#### Items listed in a dataset
'''
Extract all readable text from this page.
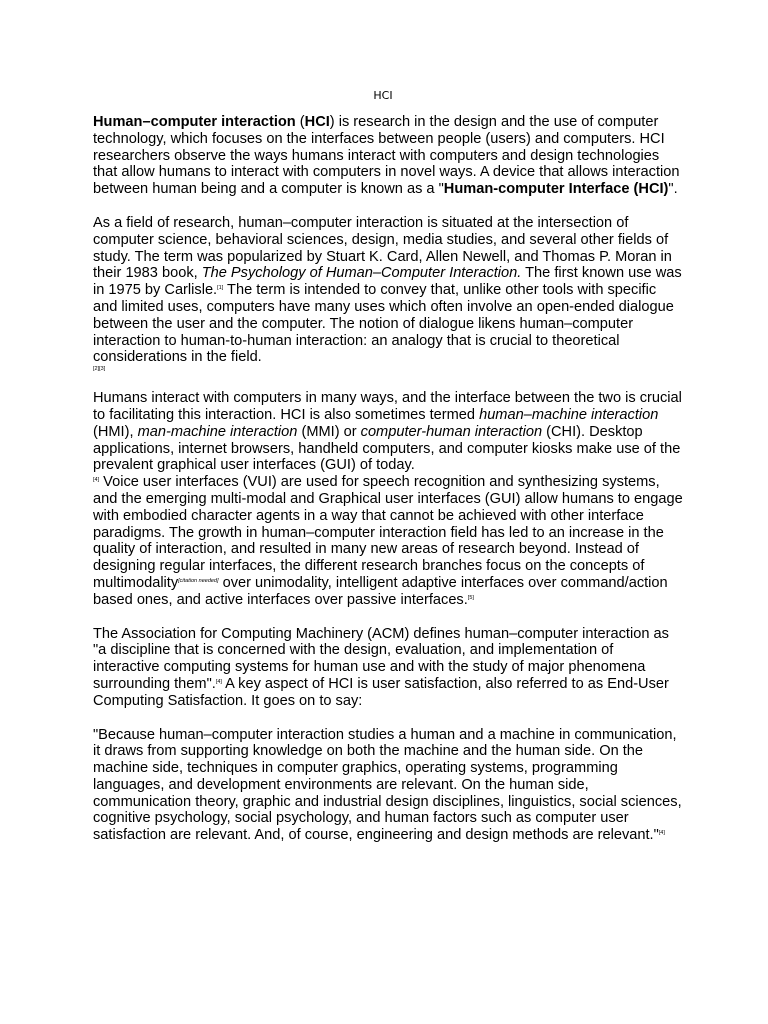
HCI

Human–computer interaction (HCI) is research in the design and the use of computer technology, which focuses on the interfaces between people (users) and computers. HCI researchers observe the ways humans interact with computers and design technologies that allow humans to interact with computers in novel ways. A device that allows interaction between human being and a computer is known as a "Human-computer Interface (HCI)".

As a field of research, human–computer interaction is situated at the intersection of computer science, behavioral sciences, design, media studies, and several other fields of study. The term was popularized by Stuart K. Card, Allen Newell, and Thomas P. Moran in their 1983 book, The Psychology of Human–Computer Interaction. The first known use was in 1975 by Carlisle.[1] The term is intended to convey that, unlike other tools with specific and limited uses, computers have many uses which often involve an open-ended dialogue between the user and the computer. The notion of dialogue likens human–computer interaction to human-to-human interaction: an analogy that is crucial to theoretical considerations in the field.
[2][3]

Humans interact with computers in many ways, and the interface between the two is crucial to facilitating this interaction. HCI is also sometimes termed human–machine interaction (HMI), man-machine interaction (MMI) or computer-human interaction (CHI). Desktop applications, internet browsers, handheld computers, and computer kiosks make use of the prevalent graphical user interfaces (GUI) of today.
[4] Voice user interfaces (VUI) are used for speech recognition and synthesizing systems, and the emerging multi-modal and Graphical user interfaces (GUI) allow humans to engage with embodied character agents in a way that cannot be achieved with other interface paradigms. The growth in human–computer interaction field has led to an increase in the quality of interaction, and resulted in many new areas of research beyond. Instead of designing regular interfaces, the different research branches focus on the concepts of multimodality[citation needed] over unimodality, intelligent adaptive interfaces over command/action based ones, and active interfaces over passive interfaces.[5]

The Association for Computing Machinery (ACM) defines human–computer interaction as "a discipline that is concerned with the design, evaluation, and implementation of interactive computing systems for human use and with the study of major phenomena surrounding them".[4] A key aspect of HCI is user satisfaction, also referred to as End-User Computing Satisfaction. It goes on to say:

"Because human–computer interaction studies a human and a machine in communication, it draws from supporting knowledge on both the machine and the human side. On the machine side, techniques in computer graphics, operating systems, programming languages, and development environments are relevant. On the human side, communication theory, graphic and industrial design disciplines, linguistics, social sciences, cognitive psychology, social psychology, and human factors such as computer user satisfaction are relevant. And, of course, engineering and design methods are relevant."[4]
'''
#### What needs to be done
Return every line of the records exactly as given, pictures excluded.

#### Solved exercise
Extract all readable text from this page.
HCI

Human–computer interaction (HCI) is research in the design and the use of computer technology, which focuses on the interfaces between people (users) and computers. HCI researchers observe the ways humans interact with computers and design technologies that allow humans to interact with computers in novel ways. A device that allows interaction between human being and a computer is known as a "Human-computer Interface (HCI)".

As a field of research, human–computer interaction is situated at the intersection of computer science, behavioral sciences, design, media studies, and several other fields of study. The term was popularized by Stuart K. Card, Allen Newell, and Thomas P. Moran in their 1983 book, The Psychology of Human–Computer Interaction. The first known use was in 1975 by Carlisle.[1] The term is intended to convey that, unlike other tools with specific and limited uses, computers have many uses which often involve an open-ended dialogue between the user and the computer. The notion of dialogue likens human–computer interaction to human-to-human interaction: an analogy that is crucial to theoretical considerations in the field.
[2][3]

Humans interact with computers in many ways, and the interface between the two is crucial to facilitating this interaction. HCI is also sometimes termed human–machine interaction (HMI), man-machine interaction (MMI) or computer-human interaction (CHI). Desktop applications, internet browsers, handheld computers, and computer kiosks make use of the prevalent graphical user interfaces (GUI) of today.
[4] Voice user interfaces (VUI) are used for speech recognition and synthesizing systems, and the emerging multi-modal and Graphical user interfaces (GUI) allow humans to engage with embodied character agents in a way that cannot be achieved with other interface paradigms. The growth in human–computer interaction field has led to an increase in the quality of interaction, and resulted in many new areas of research beyond. Instead of designing regular interfaces, the different research branches focus on the concepts of multimodality[citation needed] over unimodality, intelligent adaptive interfaces over command/action based ones, and active interfaces over passive interfaces.[5]

The Association for Computing Machinery (ACM) defines human–computer interaction as "a discipline that is concerned with the design, evaluation, and implementation of interactive computing systems for human use and with the study of major phenomena surrounding them".[4] A key aspect of HCI is user satisfaction, also referred to as End-User Computing Satisfaction. It goes on to say:

"Because human–computer interaction studies a human and a machine in communication, it draws from supporting knowledge on both the machine and the human side. On the machine side, techniques in computer graphics, operating systems, programming languages, and development environments are relevant. On the human side, communication theory, graphic and industrial design disciplines, linguistics, social sciences, cognitive psychology, social psychology, and human factors such as computer user satisfaction are relevant. And, of course, engineering and design methods are relevant."[4]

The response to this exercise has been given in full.